_Stated goal_. Look through the records that follow. Copy every line containing the word "size".

_Extracted records_.

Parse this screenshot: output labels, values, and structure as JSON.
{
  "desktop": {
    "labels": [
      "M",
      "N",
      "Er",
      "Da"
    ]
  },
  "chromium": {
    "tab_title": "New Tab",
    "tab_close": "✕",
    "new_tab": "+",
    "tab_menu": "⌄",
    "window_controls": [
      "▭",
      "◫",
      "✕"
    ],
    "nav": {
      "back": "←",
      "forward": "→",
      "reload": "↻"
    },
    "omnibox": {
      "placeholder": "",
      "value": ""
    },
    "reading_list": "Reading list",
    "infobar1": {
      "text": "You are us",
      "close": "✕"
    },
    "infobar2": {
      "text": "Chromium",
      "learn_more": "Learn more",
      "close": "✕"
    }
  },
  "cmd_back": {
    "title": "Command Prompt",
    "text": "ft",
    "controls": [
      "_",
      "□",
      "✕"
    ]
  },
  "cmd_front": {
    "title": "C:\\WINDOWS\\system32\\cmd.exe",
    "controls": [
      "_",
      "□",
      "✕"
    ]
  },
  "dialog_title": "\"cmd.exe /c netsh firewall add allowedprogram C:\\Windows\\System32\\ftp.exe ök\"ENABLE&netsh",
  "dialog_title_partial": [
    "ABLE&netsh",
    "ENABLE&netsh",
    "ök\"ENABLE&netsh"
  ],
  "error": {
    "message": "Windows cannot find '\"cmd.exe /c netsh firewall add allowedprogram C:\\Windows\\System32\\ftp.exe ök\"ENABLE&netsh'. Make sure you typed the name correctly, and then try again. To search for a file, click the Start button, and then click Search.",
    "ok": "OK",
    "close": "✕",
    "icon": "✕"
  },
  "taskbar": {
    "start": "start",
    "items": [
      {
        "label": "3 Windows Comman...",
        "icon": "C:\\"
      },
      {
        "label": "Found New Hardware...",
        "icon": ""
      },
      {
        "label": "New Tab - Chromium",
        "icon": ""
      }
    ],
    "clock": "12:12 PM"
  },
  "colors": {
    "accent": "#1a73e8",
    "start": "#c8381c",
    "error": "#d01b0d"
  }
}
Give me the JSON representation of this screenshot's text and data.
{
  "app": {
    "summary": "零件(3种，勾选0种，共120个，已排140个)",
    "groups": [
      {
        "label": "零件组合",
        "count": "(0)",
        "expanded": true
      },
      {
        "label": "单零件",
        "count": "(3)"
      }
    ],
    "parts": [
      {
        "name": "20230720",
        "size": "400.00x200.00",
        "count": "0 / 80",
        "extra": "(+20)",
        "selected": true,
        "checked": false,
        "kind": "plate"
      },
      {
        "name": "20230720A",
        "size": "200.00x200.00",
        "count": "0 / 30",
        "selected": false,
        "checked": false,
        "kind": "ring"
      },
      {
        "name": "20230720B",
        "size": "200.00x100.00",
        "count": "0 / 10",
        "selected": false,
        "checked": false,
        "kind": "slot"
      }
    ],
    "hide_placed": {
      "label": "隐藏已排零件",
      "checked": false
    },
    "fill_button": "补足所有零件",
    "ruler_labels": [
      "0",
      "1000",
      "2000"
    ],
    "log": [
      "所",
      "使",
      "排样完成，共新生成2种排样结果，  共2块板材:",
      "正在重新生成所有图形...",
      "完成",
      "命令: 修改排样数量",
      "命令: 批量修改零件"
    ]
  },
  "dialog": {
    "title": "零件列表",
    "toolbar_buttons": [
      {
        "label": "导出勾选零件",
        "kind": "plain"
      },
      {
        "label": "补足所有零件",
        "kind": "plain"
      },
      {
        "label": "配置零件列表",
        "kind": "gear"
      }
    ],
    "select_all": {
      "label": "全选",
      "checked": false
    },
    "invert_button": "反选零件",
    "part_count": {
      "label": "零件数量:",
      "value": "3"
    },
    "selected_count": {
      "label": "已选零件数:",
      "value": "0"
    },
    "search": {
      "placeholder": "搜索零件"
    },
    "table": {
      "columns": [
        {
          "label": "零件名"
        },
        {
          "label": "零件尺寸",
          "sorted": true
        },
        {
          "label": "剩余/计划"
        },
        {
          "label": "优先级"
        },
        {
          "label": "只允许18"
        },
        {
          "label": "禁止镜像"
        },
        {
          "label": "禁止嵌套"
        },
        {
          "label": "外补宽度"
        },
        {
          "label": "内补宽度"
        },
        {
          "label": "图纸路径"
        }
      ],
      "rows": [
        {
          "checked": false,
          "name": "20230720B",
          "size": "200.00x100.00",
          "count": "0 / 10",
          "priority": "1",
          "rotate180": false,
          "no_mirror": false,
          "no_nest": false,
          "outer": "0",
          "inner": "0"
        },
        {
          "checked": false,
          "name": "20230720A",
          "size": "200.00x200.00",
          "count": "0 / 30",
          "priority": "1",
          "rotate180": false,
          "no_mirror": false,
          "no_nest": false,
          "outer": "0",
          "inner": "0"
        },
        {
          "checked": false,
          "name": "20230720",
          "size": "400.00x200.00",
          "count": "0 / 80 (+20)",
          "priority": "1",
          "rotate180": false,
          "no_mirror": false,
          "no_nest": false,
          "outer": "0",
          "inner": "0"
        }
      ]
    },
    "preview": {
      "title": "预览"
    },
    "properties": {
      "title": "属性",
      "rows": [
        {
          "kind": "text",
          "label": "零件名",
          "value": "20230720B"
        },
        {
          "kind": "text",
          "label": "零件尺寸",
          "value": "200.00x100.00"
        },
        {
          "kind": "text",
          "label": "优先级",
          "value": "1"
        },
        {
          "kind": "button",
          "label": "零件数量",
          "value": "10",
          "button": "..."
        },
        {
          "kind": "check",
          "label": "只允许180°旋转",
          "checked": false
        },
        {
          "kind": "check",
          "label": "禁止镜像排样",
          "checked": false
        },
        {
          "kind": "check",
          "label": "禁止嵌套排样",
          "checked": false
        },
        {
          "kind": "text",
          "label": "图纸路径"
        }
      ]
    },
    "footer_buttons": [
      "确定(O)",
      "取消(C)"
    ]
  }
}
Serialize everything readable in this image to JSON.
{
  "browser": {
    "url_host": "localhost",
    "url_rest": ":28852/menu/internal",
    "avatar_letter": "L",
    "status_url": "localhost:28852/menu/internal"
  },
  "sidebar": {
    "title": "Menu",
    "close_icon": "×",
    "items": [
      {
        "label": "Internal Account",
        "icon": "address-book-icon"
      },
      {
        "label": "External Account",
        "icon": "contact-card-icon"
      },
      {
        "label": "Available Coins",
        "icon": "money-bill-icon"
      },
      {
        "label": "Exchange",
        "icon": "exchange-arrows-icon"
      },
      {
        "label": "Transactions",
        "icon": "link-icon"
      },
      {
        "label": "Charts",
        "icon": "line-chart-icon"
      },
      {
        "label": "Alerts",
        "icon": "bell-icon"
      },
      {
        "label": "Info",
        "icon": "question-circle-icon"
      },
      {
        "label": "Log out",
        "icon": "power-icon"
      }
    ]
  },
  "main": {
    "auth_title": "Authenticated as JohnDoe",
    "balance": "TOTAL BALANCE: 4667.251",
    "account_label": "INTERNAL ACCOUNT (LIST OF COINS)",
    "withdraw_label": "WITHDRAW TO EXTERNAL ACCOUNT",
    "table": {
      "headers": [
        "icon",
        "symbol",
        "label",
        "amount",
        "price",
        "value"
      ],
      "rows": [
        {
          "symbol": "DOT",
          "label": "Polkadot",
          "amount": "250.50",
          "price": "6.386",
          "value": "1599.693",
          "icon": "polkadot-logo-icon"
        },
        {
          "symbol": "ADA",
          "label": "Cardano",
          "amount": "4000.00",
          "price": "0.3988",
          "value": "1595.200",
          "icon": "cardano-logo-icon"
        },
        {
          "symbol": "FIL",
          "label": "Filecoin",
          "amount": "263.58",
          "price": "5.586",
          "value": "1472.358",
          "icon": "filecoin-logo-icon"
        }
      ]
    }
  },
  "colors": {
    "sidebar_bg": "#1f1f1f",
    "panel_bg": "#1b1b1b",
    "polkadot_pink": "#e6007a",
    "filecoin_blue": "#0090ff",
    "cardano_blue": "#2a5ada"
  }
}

_Answer for this exercise_.
        "size": "400.00x200.00",
        "size": "200.00x200.00",
        "size": "200.00x100.00",
          "size": "200.00x100.00",
          "size": "200.00x200.00",
          "size": "400.00x200.00",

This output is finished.